** Collected data entries **
---*---
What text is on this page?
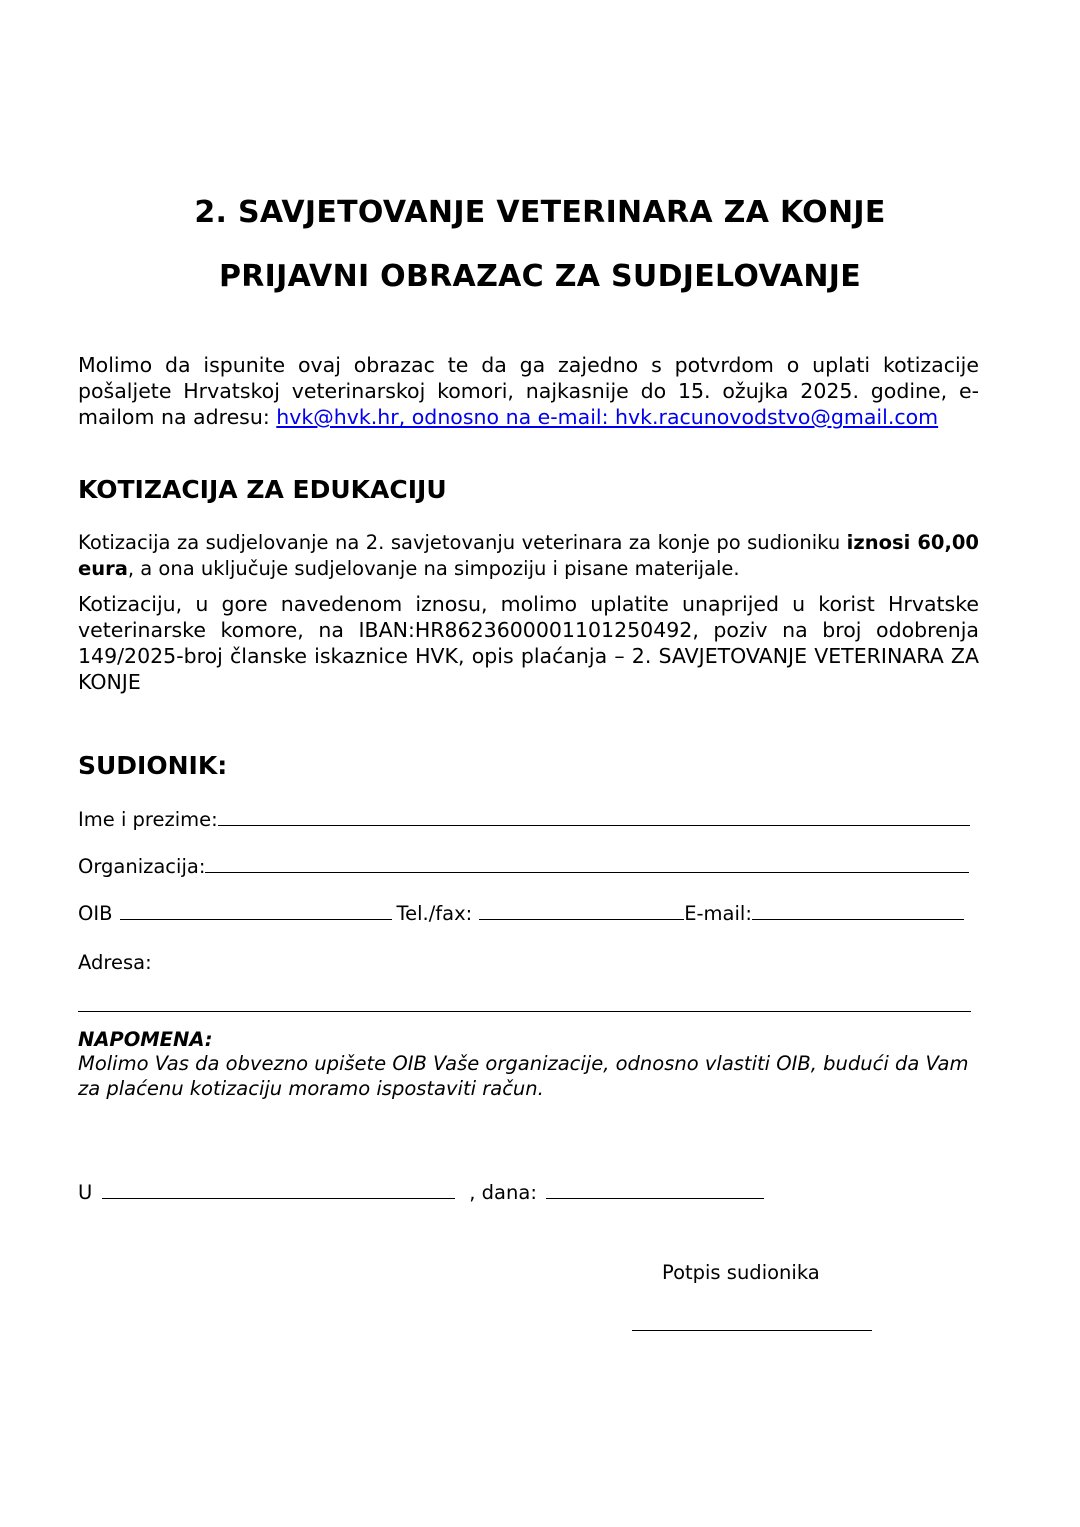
2. SAVJETOVANJE VETERINARA ZA KONJE
PRIJAVNI OBRAZAC ZA SUDJELOVANJE
Molimo da ispunite ovaj obrazac te da ga zajedno s potvrdom o uplati kotizacije pošaljete Hrvatskoj veterinarskoj komori, najkasnije do 15. ožujka 2025. godine, e-mailom na adresu: hvk@hvk.hr, odnosno na e-mail: hvk.racunovodstvo@gmail.com
KOTIZACIJA ZA EDUKACIJU
Kotizacija za sudjelovanje na 2. savjetovanju veterinara za konje po sudioniku iznosi 60,00 eura, a ona uključuje sudjelovanje na simpoziju i pisane materijale.
Kotizaciju, u gore navedenom iznosu, molimo uplatite unaprijed u korist Hrvatske veterinarske komore, na IBAN:HR8623600001101250492, poziv na broj odobrenja 149/2025-broj članske iskaznice HVK, opis plaćanja – 2. SAVJETOVANJE VETERINARA ZA KONJE
SUDIONIK:
Ime i prezime:
Organizacija:
OIB	Tel./fax:	E-mail:
Adresa:
NAPOMENA:
Molimo Vas da obvezno upišete OIB Vaše organizacije, odnosno vlastiti OIB, budući da Vam za plaćenu kotizaciju moramo ispostaviti račun.
U	, dana:
Potpis sudionika
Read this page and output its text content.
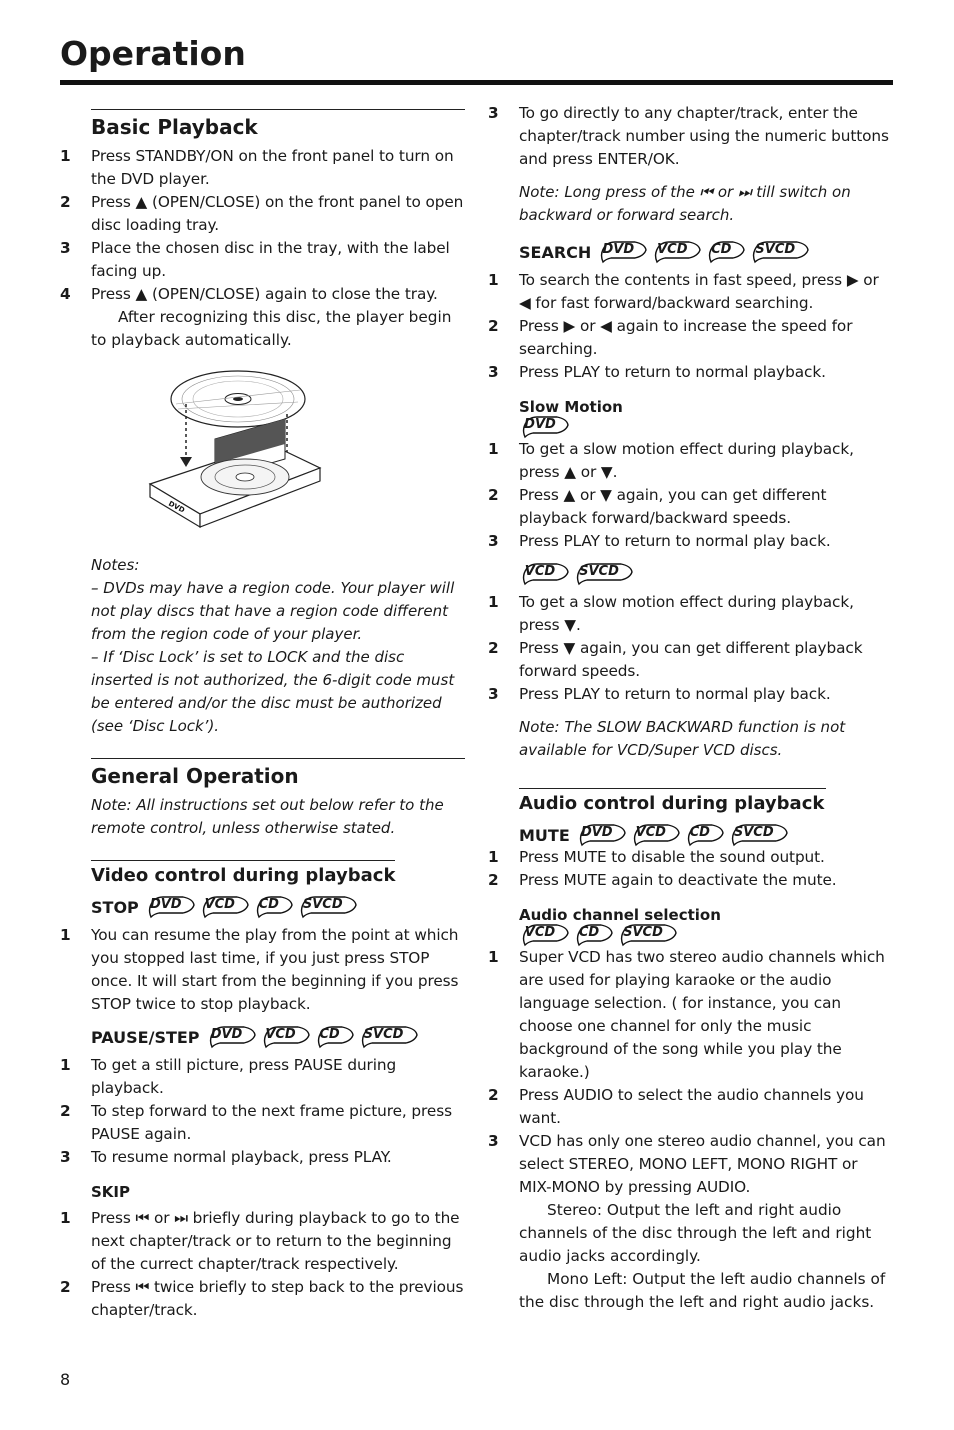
Operation
Basic Playback
1	Press STANDBY/ON on the front panel to turn on the DVD player.
2	Press ▲ (OPEN/CLOSE) on the front panel to open disc loading tray.
3	Place the chosen disc in the tray, with the label facing up.
4	Press ▲ (OPEN/CLOSE) again to close the tray.
After recognizing this disc, the player begin to playback automatically.
DVD
Notes:
– DVDs may have a region code. Your player will not play discs that have a region code different from the region code of your player.
– If ‘Disc Lock’ is set to LOCK and the disc inserted is not authorized, the 6-digit code must be entered and/or the disc must be authorized (see ‘Disc Lock’).
General Operation
Note: All instructions set out below refer to the remote control, unless otherwise stated.
Video control during playback
STOP DVD	VCD	CD	SVCD
1	You can resume the play from the point at which you stopped last time, if you just press STOP once. It will start from the beginning if you press STOP twice to stop playback.
PAUSE/STEP DVD	VCD	CD	SVCD
1	To get a still picture, press PAUSE during playback.
2	To step forward to the next frame picture, press PAUSE again.
3	To resume normal playback, press PLAY.
SKIP
1	Press ⏮ or ⏭ briefly during playback to go to the next chapter/track or to return to the beginning of the currect chapter/track respectively.
2	Press ⏮ twice briefly to step back to the previous chapter/track.
3	To go directly to any chapter/track, enter the chapter/track number using the numeric buttons and press ENTER/OK.
Note: Long press of the ⏮ or ⏭ till switch on backward or forward search.
SEARCH DVD	VCD	CD	SVCD
1	To search the contents in fast speed, press ▶ or ◀ for fast forward/backward searching.
2	Press ▶ or ◀ again to increase the speed for searching.
3	Press PLAY to return to normal playback.
Slow Motion
DVD
1	To get a slow motion effect during playback, press ▲ or ▼.
2	Press ▲ or ▼ again, you can get different playback forward/backward speeds.
3	Press PLAY to return to normal play back.
VCD	SVCD
1	To get a slow motion effect during playback, press ▼.
2	Press ▼ again, you can get different playback forward speeds.
3	Press PLAY to return to normal play back.
Note: The SLOW BACKWARD function is not available for VCD/Super VCD discs.
Audio control during playback
MUTE DVD	VCD	CD	SVCD
1	Press MUTE to disable the sound output.
2	Press MUTE again to deactivate the mute.
Audio channel selection
VCD	CD	SVCD
1	Super VCD has two stereo audio channels which are used for playing karaoke or the audio language selection. ( for instance, you can choose one channel for only the music background of the song while you play the karaoke.)
2	Press AUDIO to select the audio channels you want.
3	VCD has only one stereo audio channel, you can select STEREO, MONO LEFT, MONO RIGHT or MIX-MONO by pressing AUDIO.
Stereo: Output the left and right audio channels of the disc through the left and right audio jacks accordingly.
Mono Left: Output the left audio channels of the disc through the left and right audio jacks.
8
---*---
** Short task **
In the copy, include no pictures; restate the listing above exactly.

** The answer **
What text is on this page?
2. SAVJETOVANJE VETERINARA ZA KONJE
PRIJAVNI OBRAZAC ZA SUDJELOVANJE
Molimo da ispunite ovaj obrazac te da ga zajedno s potvrdom o uplati kotizacije pošaljete Hrvatskoj veterinarskoj komori, najkasnije do 15. ožujka 2025. godine, e-mailom na adresu: hvk@hvk.hr, odnosno na e-mail: hvk.racunovodstvo@gmail.com
KOTIZACIJA ZA EDUKACIJU
Kotizacija za sudjelovanje na 2. savjetovanju veterinara za konje po sudioniku iznosi 60,00 eura, a ona uključuje sudjelovanje na simpoziju i pisane materijale.
Kotizaciju, u gore navedenom iznosu, molimo uplatite unaprijed u korist Hrvatske veterinarske komore, na IBAN:HR8623600001101250492, poziv na broj odobrenja 149/2025-broj članske iskaznice HVK, opis plaćanja – 2. SAVJETOVANJE VETERINARA ZA KONJE
SUDIONIK:
Ime i prezime:
Organizacija:
OIB	Tel./fax:	E-mail:
Adresa:
NAPOMENA:
Molimo Vas da obvezno upišete OIB Vaše organizacije, odnosno vlastiti OIB, budući da Vam za plaćenu kotizaciju moramo ispostaviti račun.
U	, dana:
Potpis sudionika
Read this page and output its text content.
Operation
Basic Playback
1	Press STANDBY/ON on the front panel to turn on the DVD player.
2	Press ▲ (OPEN/CLOSE) on the front panel to open disc loading tray.
3	Place the chosen disc in the tray, with the label facing up.
4	Press ▲ (OPEN/CLOSE) again to close the tray.
After recognizing this disc, the player begin to playback automatically.
DVD
Notes:
– DVDs may have a region code. Your player will not play discs that have a region code different from the region code of your player.
– If ‘Disc Lock’ is set to LOCK and the disc inserted is not authorized, the 6-digit code must be entered and/or the disc must be authorized (see ‘Disc Lock’).
General Operation
Note: All instructions set out below refer to the remote control, unless otherwise stated.
Video control during playback
STOP DVD	VCD	CD	SVCD
1	You can resume the play from the point at which you stopped last time, if you just press STOP once. It will start from the beginning if you press STOP twice to stop playback.
PAUSE/STEP DVD	VCD	CD	SVCD
1	To get a still picture, press PAUSE during playback.
2	To step forward to the next frame picture, press PAUSE again.
3	To resume normal playback, press PLAY.
SKIP
1	Press ⏮ or ⏭ briefly during playback to go to the next chapter/track or to return to the beginning of the currect chapter/track respectively.
2	Press ⏮ twice briefly to step back to the previous chapter/track.
3	To go directly to any chapter/track, enter the chapter/track number using the numeric buttons and press ENTER/OK.
Note: Long press of the ⏮ or ⏭ till switch on backward or forward search.
SEARCH DVD	VCD	CD	SVCD
1	To search the contents in fast speed, press ▶ or ◀ for fast forward/backward searching.
2	Press ▶ or ◀ again to increase the speed for searching.
3	Press PLAY to return to normal playback.
Slow Motion
DVD
1	To get a slow motion effect during playback, press ▲ or ▼.
2	Press ▲ or ▼ again, you can get different playback forward/backward speeds.
3	Press PLAY to return to normal play back.
VCD	SVCD
1	To get a slow motion effect during playback, press ▼.
2	Press ▼ again, you can get different playback forward speeds.
3	Press PLAY to return to normal play back.
Note: The SLOW BACKWARD function is not available for VCD/Super VCD discs.
Audio control during playback
MUTE DVD	VCD	CD	SVCD
1	Press MUTE to disable the sound output.
2	Press MUTE again to deactivate the mute.
Audio channel selection
VCD	CD	SVCD
1	Super VCD has two stereo audio channels which are used for playing karaoke or the audio language selection. ( for instance, you can choose one channel for only the music background of the song while you play the karaoke.)
2	Press AUDIO to select the audio channels you want.
3	VCD has only one stereo audio channel, you can select STEREO, MONO LEFT, MONO RIGHT or MIX-MONO by pressing AUDIO.
Stereo: Output the left and right audio channels of the disc through the left and right audio jacks accordingly.
Mono Left: Output the left audio channels of the disc through the left and right audio jacks.
8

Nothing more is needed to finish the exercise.